▸ **Information given**
..........
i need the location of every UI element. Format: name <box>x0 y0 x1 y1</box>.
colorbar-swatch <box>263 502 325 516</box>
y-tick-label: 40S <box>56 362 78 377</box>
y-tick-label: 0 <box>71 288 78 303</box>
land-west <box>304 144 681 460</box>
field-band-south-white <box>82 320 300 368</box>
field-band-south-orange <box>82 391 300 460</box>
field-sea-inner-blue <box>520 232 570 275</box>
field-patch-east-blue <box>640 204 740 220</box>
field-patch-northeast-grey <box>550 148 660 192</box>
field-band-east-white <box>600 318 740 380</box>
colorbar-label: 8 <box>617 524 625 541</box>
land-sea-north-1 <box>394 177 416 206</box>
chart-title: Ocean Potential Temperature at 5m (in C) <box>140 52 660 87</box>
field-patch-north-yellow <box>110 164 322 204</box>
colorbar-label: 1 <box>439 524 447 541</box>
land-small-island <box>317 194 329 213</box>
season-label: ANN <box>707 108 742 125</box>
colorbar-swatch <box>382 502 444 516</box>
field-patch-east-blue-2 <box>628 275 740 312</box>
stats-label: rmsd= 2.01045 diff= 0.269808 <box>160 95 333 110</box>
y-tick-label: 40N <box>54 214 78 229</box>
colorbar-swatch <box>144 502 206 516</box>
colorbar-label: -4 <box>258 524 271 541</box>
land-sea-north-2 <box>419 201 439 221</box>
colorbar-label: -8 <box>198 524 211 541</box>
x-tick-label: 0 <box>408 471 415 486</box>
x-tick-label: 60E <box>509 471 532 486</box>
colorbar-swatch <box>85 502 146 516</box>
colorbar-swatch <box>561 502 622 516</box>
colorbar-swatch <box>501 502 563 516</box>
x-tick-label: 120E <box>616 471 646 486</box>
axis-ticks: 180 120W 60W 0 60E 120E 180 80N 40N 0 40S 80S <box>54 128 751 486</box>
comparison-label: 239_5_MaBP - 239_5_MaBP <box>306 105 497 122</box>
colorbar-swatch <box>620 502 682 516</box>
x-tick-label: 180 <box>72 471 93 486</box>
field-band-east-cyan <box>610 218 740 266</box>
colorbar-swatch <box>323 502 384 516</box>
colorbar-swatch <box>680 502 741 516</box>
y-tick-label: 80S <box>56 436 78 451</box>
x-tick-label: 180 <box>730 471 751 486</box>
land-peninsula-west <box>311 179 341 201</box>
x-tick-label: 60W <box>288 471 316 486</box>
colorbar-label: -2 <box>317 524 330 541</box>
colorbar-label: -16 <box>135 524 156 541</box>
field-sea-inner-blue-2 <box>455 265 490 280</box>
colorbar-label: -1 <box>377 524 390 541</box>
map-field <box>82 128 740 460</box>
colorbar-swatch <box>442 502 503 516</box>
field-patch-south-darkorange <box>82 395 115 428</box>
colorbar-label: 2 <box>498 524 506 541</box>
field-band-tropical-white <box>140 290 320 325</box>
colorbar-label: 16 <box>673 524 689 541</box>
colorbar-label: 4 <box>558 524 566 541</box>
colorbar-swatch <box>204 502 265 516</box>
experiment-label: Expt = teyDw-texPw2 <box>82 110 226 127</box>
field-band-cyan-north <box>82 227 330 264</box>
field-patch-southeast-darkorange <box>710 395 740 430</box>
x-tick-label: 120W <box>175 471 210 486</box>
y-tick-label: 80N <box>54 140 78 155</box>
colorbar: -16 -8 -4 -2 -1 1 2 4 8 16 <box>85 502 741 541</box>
..........
▸ **Goal**
Please edit the material above by replacing each "x-tick-label" with "longitude-label", and return it with everything else unchanged.

▸ **Result of this task**
i need the location of every UI element. Format: name <box>x0 y0 x1 y1</box>.
colorbar-swatch <box>263 502 325 516</box>
y-tick-label: 40S <box>56 362 78 377</box>
y-tick-label: 0 <box>71 288 78 303</box>
land-west <box>304 144 681 460</box>
field-band-south-white <box>82 320 300 368</box>
field-band-south-orange <box>82 391 300 460</box>
field-sea-inner-blue <box>520 232 570 275</box>
field-patch-east-blue <box>640 204 740 220</box>
field-patch-northeast-grey <box>550 148 660 192</box>
field-band-east-white <box>600 318 740 380</box>
colorbar-label: 8 <box>617 524 625 541</box>
land-sea-north-1 <box>394 177 416 206</box>
chart-title: Ocean Potential Temperature at 5m (in C) <box>140 52 660 87</box>
field-patch-north-yellow <box>110 164 322 204</box>
colorbar-label: 1 <box>439 524 447 541</box>
land-small-island <box>317 194 329 213</box>
season-label: ANN <box>707 108 742 125</box>
colorbar-swatch <box>382 502 444 516</box>
field-patch-east-blue-2 <box>628 275 740 312</box>
stats-label: rmsd= 2.01045 diff= 0.269808 <box>160 95 333 110</box>
y-tick-label: 40N <box>54 214 78 229</box>
colorbar-swatch <box>144 502 206 516</box>
colorbar-label: -4 <box>258 524 271 541</box>
land-sea-north-2 <box>419 201 439 221</box>
colorbar-label: -8 <box>198 524 211 541</box>
longitude-label: 0 <box>408 471 415 486</box>
longitude-label: 60E <box>509 471 532 486</box>
colorbar-swatch <box>85 502 146 516</box>
colorbar-swatch <box>561 502 622 516</box>
colorbar-swatch <box>501 502 563 516</box>
longitude-label: 120E <box>616 471 646 486</box>
axis-ticks: 180 120W 60W 0 60E 120E 180 80N 40N 0 40S 80S <box>54 128 751 486</box>
comparison-label: 239_5_MaBP - 239_5_MaBP <box>306 105 497 122</box>
colorbar-swatch <box>620 502 682 516</box>
longitude-label: 180 <box>72 471 93 486</box>
field-band-east-cyan <box>610 218 740 266</box>
colorbar-swatch <box>323 502 384 516</box>
colorbar-swatch <box>680 502 741 516</box>
y-tick-label: 80S <box>56 436 78 451</box>
longitude-label: 180 <box>730 471 751 486</box>
land-peninsula-west <box>311 179 341 201</box>
longitude-label: 60W <box>288 471 316 486</box>
colorbar-label: -2 <box>317 524 330 541</box>
colorbar-label: -16 <box>135 524 156 541</box>
field-sea-inner-blue-2 <box>455 265 490 280</box>
colorbar-label: -1 <box>377 524 390 541</box>
map-field <box>82 128 740 460</box>
colorbar-swatch <box>442 502 503 516</box>
field-patch-south-darkorange <box>82 395 115 428</box>
colorbar-label: 2 <box>498 524 506 541</box>
field-band-tropical-white <box>140 290 320 325</box>
colorbar-label: 16 <box>673 524 689 541</box>
colorbar-label: 4 <box>558 524 566 541</box>
colorbar-swatch <box>204 502 265 516</box>
experiment-label: Expt = teyDw-texPw2 <box>82 110 226 127</box>
field-band-cyan-north <box>82 227 330 264</box>
field-patch-southeast-darkorange <box>710 395 740 430</box>
longitude-label: 120W <box>175 471 210 486</box>
y-tick-label: 80N <box>54 140 78 155</box>
colorbar: -16 -8 -4 -2 -1 1 2 4 8 16 <box>85 502 741 541</box>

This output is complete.